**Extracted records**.
──────────────────────────────
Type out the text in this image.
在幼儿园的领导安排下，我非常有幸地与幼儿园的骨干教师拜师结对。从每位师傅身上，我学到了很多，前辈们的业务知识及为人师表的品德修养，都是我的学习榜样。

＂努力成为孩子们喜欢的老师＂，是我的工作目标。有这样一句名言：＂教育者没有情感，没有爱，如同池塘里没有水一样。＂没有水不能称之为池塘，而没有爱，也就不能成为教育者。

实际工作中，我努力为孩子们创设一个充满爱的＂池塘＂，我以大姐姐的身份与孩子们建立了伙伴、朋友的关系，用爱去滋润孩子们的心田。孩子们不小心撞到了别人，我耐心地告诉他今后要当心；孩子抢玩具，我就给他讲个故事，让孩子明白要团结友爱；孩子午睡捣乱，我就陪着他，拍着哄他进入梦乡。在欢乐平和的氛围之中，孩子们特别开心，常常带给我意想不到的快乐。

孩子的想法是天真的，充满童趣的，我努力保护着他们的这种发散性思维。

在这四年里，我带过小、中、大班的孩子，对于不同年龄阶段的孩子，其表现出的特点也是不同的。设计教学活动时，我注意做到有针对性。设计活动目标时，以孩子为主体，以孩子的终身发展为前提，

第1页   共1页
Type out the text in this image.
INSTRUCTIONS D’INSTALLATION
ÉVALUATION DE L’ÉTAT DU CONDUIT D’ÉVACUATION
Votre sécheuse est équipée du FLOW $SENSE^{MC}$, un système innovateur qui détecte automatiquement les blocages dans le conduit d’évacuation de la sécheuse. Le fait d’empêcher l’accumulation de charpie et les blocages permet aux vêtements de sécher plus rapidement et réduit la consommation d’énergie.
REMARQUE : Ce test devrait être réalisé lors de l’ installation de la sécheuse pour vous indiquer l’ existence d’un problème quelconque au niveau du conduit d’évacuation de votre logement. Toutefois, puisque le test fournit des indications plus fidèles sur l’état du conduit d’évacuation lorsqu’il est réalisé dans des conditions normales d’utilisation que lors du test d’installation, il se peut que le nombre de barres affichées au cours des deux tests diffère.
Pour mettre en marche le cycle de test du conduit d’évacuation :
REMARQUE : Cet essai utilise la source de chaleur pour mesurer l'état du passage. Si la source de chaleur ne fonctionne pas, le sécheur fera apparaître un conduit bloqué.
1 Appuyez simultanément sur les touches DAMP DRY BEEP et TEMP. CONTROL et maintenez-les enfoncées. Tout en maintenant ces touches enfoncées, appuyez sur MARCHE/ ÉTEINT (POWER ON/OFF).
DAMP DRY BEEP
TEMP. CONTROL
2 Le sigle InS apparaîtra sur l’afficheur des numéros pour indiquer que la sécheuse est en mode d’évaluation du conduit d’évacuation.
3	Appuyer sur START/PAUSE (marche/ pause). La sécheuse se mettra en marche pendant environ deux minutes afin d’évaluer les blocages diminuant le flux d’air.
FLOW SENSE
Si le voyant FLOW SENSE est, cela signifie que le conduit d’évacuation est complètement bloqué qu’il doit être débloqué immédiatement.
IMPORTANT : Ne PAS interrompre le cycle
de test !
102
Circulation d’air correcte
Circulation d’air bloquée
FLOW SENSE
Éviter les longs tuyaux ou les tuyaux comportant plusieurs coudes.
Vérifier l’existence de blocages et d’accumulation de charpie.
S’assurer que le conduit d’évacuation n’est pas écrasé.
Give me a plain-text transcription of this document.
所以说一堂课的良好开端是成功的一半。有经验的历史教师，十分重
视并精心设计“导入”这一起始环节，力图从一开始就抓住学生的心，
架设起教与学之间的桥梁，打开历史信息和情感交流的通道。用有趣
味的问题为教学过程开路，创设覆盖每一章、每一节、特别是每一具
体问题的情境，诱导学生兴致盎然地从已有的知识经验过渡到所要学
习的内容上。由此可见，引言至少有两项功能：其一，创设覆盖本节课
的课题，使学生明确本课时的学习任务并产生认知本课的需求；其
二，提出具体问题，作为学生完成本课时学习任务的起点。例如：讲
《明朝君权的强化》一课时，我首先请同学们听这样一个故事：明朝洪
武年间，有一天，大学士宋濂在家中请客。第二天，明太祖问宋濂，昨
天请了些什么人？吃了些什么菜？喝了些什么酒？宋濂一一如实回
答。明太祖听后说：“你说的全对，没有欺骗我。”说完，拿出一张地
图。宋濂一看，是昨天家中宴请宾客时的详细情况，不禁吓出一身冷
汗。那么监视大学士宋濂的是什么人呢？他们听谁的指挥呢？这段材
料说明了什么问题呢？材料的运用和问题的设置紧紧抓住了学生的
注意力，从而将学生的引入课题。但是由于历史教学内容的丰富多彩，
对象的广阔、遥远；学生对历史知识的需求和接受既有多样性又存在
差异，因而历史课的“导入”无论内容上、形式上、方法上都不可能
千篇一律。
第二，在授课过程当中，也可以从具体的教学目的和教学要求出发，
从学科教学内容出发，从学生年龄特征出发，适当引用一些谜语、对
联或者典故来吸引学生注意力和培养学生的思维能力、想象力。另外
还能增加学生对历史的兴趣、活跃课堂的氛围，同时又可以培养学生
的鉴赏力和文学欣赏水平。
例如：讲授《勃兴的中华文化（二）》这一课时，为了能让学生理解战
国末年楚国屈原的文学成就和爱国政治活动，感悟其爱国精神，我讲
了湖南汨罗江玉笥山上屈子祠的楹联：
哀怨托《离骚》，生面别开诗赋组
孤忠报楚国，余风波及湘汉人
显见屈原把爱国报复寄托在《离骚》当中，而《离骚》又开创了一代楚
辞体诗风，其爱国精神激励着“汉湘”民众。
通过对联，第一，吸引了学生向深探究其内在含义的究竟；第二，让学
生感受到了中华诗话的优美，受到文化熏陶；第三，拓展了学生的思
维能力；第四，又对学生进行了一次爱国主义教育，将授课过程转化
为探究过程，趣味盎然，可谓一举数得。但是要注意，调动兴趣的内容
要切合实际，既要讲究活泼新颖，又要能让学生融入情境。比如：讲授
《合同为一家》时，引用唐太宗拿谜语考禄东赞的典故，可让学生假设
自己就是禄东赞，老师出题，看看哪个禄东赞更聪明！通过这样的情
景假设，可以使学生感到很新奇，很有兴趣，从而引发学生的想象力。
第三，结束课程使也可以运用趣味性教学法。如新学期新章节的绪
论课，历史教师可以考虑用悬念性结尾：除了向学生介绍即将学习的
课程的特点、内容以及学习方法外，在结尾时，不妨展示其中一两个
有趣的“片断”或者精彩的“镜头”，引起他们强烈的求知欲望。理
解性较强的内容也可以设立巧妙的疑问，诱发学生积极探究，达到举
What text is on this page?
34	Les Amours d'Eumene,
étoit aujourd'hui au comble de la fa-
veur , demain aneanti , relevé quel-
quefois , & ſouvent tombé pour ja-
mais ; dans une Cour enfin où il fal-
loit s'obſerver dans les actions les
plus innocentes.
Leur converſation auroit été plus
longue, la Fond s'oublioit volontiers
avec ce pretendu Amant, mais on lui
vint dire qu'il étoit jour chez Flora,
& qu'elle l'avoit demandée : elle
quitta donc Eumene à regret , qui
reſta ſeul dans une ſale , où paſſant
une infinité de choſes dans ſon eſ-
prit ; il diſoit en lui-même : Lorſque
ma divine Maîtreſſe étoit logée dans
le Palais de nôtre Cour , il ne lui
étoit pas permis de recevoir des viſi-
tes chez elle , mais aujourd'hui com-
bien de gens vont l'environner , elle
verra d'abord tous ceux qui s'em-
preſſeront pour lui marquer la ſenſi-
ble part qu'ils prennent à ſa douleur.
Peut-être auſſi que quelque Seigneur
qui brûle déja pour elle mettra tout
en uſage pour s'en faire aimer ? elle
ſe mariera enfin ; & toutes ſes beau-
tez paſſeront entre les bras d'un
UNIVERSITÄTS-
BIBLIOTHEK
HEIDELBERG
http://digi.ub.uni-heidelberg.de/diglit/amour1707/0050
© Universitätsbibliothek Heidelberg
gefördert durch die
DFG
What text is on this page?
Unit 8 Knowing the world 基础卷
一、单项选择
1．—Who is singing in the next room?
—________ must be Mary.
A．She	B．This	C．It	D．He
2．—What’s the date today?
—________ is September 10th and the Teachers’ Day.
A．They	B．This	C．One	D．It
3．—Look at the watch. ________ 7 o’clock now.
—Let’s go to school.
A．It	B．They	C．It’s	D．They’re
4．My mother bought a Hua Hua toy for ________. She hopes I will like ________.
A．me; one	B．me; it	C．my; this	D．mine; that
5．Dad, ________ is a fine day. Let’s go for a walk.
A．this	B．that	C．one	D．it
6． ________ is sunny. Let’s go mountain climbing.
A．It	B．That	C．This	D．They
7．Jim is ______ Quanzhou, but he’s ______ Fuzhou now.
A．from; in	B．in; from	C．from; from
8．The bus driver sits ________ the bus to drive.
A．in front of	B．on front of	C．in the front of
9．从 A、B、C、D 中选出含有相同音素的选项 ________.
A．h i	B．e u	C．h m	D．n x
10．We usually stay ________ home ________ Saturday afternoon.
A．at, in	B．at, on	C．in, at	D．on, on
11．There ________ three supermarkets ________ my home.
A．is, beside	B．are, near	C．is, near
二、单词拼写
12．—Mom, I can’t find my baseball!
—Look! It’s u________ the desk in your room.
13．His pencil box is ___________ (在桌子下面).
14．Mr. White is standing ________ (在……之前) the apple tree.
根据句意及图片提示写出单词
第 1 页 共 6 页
──────────────────────────────
**Your instructions**.
Find the lines that include the string "mettra", then copy each of them.

**Written reply**.
3	Appuyer sur START/PAUSE (marche/ pause). La sécheuse se mettra en marche pendant environ deux minutes afin d’évaluer les blocages diminuant le flux d’air.
qui brûle déja pour elle mettra tout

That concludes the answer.